# TO BE DONE:
**a.** In the passage on faith, which Bible verse is quoted as saying that faith is "the assurance of things hoped for"?
**b.** From the passage on faith, output the text between "Seems simple enough" and "Okay, that’s cool.", inclusive, word for word.

Christians are encouraged, and even commanded, to “have” faith in God.

Seems simple enough on the surface, right?


The issue, however, is that, as Christians, we tend to take for granted that we know what having faith means. We are quick to offer a definition of faith from such familiar Scripture verses as, Hebrews 11:1, “Now faith is the assurance of things hoped for, the conviction of things not seen” or, conversely, Hebrews 11:6, “And without faith, it is impossible to please Him, for he who comes to God must believe that He is and that He is a rewarder of those who seek Him.”

Okay, that’s cool. 

Now what?

Oftentimes, God uses times of our waiting on Him not only toward the goal of providing specific answers to our prayers, but also and, more importantly, as opportunities to mature us spiritually.

# RECORD SET:
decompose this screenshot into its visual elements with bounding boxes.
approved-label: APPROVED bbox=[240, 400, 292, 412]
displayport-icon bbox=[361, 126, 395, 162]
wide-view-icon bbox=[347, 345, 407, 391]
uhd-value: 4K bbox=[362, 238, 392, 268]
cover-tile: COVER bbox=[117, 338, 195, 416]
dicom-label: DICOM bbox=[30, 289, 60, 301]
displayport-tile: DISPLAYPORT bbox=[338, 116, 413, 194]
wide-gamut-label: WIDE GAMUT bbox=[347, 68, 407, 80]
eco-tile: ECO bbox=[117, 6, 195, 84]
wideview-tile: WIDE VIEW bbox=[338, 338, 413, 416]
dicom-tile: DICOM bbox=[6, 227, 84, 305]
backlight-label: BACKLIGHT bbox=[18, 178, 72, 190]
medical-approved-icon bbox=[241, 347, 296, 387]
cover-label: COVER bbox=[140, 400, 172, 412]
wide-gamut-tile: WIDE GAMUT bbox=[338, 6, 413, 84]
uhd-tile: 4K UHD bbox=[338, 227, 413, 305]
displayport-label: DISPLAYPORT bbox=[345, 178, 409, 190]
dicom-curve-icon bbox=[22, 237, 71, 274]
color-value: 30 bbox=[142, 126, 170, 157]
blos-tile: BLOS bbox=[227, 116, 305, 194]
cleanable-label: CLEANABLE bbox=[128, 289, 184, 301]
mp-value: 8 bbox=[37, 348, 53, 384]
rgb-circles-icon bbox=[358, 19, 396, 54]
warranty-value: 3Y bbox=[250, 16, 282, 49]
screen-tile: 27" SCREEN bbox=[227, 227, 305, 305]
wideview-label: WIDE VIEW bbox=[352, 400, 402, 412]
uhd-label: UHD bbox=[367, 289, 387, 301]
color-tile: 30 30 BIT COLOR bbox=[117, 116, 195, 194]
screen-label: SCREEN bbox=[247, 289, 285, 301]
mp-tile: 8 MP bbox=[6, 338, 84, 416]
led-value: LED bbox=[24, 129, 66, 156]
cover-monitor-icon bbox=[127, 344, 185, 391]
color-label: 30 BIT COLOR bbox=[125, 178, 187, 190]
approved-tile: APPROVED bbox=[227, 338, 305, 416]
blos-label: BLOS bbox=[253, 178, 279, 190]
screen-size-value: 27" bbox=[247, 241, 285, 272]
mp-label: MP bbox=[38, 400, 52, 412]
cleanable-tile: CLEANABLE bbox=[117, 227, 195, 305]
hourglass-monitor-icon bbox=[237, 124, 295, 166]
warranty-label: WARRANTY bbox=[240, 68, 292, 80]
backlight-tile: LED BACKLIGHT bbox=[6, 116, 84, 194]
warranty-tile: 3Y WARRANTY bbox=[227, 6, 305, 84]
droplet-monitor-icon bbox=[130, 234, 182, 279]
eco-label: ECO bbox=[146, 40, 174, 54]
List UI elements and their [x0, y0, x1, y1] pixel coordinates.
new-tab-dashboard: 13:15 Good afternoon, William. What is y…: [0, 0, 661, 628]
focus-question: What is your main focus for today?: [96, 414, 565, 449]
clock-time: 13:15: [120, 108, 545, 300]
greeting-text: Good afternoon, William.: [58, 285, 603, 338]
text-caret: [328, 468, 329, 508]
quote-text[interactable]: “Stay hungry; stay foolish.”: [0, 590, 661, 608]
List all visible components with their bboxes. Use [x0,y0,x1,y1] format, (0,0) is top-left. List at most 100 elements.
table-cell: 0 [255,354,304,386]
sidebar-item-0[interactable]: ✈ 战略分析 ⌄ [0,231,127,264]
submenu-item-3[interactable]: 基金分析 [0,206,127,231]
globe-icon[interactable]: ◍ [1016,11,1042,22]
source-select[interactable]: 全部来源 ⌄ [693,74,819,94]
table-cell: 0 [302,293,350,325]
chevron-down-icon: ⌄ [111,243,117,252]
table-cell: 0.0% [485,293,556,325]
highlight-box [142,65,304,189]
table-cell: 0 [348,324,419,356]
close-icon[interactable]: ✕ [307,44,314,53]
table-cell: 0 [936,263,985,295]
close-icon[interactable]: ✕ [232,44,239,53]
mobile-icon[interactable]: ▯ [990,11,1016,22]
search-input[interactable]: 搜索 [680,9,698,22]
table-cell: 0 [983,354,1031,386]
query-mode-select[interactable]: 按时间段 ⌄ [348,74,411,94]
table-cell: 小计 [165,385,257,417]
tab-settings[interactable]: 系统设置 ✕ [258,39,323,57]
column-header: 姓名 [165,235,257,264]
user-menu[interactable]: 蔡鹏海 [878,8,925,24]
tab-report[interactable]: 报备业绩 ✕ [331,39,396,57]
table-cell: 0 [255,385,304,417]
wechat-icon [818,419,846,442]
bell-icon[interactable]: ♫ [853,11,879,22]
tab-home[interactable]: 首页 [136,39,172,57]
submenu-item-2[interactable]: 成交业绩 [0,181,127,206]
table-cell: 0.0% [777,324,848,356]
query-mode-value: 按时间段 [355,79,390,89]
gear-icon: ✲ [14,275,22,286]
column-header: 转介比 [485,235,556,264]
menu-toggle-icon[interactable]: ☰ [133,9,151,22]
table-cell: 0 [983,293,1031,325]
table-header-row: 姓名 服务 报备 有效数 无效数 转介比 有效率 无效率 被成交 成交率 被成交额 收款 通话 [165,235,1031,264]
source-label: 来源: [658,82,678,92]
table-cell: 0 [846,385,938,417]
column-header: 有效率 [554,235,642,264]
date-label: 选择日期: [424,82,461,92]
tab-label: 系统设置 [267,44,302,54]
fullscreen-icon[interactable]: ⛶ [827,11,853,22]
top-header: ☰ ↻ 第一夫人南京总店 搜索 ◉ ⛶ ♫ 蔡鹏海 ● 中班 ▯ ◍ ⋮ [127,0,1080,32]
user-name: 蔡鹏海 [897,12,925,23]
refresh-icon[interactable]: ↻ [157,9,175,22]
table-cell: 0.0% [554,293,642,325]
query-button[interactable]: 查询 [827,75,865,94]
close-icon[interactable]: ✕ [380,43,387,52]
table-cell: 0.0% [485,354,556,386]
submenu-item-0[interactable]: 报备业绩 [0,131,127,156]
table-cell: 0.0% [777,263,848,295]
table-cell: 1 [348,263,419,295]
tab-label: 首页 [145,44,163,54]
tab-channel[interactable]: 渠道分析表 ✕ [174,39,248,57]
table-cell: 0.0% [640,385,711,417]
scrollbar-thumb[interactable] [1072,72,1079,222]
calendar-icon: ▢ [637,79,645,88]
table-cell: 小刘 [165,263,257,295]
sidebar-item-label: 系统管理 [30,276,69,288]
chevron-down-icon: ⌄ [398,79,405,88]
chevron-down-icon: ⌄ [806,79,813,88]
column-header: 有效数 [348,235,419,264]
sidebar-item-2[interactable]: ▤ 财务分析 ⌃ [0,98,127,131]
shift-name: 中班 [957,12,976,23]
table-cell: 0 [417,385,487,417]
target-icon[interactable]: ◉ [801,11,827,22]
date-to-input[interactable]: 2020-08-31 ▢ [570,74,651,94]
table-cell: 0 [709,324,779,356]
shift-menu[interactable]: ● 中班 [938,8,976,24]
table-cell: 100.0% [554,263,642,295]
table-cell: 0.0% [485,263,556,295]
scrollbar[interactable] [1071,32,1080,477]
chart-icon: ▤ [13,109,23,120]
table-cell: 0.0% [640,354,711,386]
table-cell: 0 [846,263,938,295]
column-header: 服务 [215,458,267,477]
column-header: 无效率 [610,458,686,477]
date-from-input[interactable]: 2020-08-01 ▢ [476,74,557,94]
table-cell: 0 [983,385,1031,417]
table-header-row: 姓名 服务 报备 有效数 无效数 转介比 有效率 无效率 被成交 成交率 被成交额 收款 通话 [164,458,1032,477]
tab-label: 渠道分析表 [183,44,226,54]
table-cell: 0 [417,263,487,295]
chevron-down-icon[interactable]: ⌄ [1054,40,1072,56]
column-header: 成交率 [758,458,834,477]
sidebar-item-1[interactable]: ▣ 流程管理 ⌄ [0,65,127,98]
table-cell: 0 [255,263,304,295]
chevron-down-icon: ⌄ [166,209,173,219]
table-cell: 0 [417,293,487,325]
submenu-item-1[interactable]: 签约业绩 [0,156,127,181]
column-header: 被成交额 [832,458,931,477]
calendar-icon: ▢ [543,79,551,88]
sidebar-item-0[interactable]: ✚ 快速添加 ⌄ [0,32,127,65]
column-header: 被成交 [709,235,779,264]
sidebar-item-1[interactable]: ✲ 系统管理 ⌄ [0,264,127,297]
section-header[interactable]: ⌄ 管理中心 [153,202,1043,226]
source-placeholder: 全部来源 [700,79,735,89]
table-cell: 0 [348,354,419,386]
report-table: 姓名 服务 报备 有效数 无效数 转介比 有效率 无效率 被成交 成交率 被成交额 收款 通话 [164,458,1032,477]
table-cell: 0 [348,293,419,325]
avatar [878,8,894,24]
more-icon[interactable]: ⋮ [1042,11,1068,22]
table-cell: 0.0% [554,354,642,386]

# ANSWERS TO THE EXERCISE:
**a.** Hebrews 11:1

**b.**
Seems simple enough on the surface, right?


The issue, however, is that, as Christians, we tend to take for granted that we know what having faith means. We are quick to offer a definition of faith from such familiar Scripture verses as, Hebrews 11:1, “Now faith is the assurance of things hoped for, the conviction of things not seen” or, conversely, Hebrews 11:6, “And without faith, it is impossible to please Him, for he who comes to God must believe that He is and that He is a rewarder of those who seek Him.”

Okay, that’s cool.